* **Collection entries**:
____
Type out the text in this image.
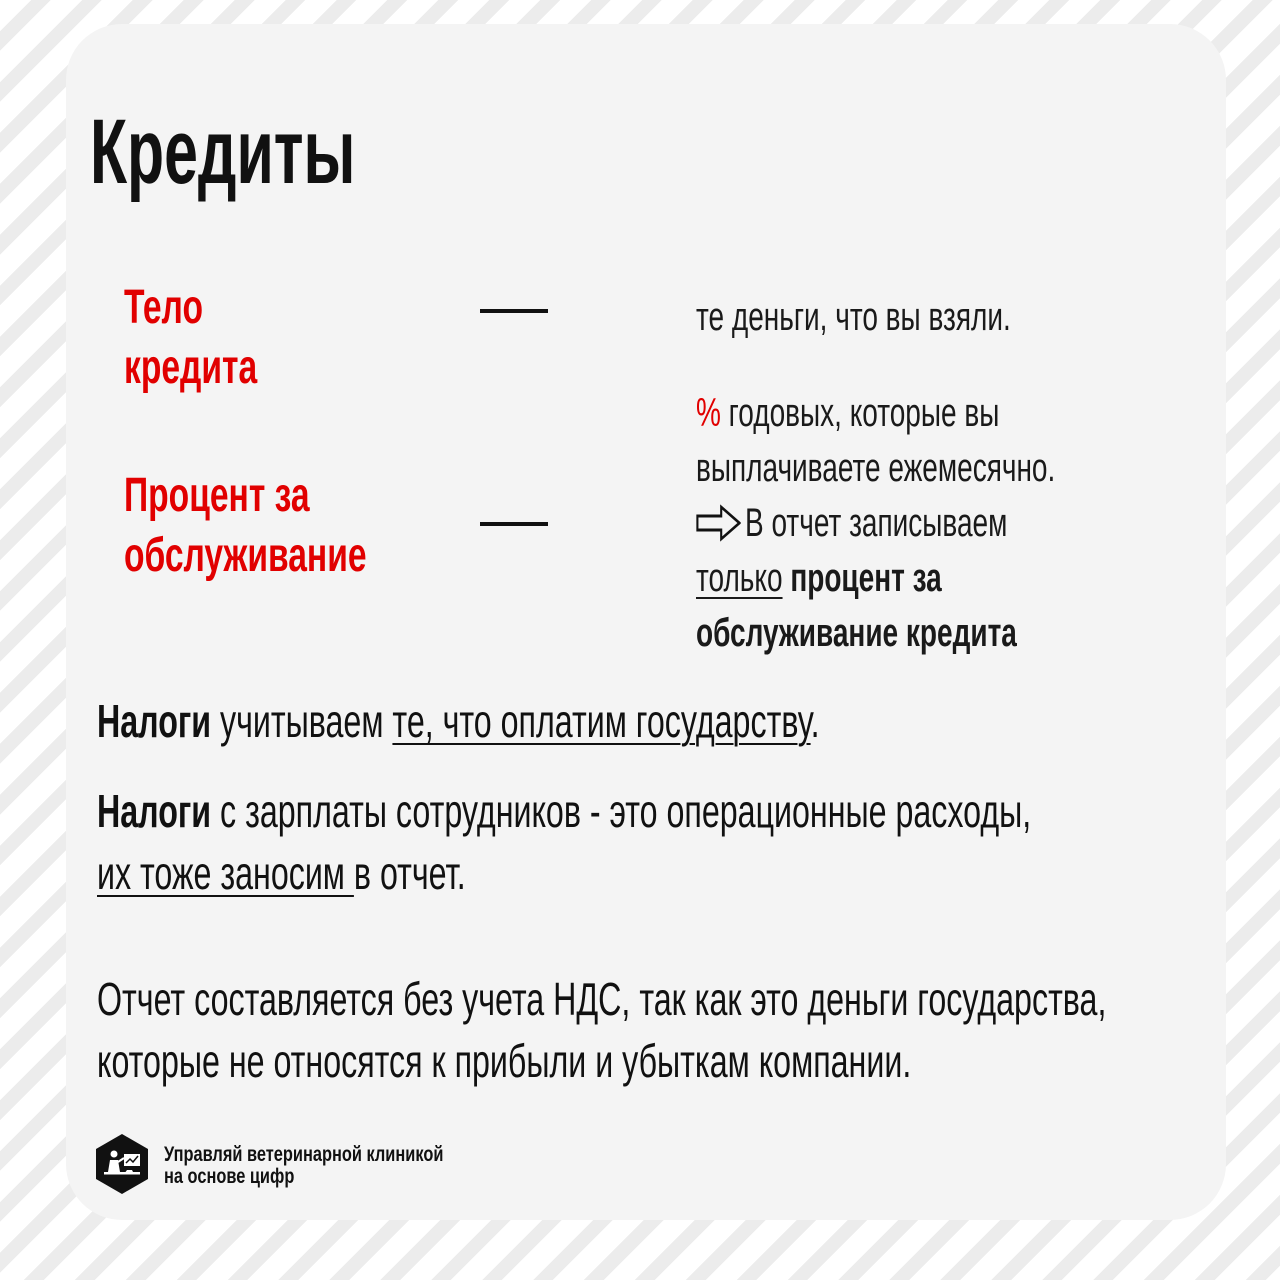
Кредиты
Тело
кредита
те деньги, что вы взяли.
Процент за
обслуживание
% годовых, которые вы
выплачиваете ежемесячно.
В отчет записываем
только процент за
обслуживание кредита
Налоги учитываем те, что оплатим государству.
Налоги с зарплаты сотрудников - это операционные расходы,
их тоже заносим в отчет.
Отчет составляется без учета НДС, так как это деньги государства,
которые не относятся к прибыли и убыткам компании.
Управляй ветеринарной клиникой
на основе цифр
____
* **REQUIREMENTS**: Using the listing above, show every line that includes the string "Налоги".

* **EXERCISE RESULT**:
Налоги учитываем те, что оплатим государству.
Налоги с зарплаты сотрудников - это операционные расходы,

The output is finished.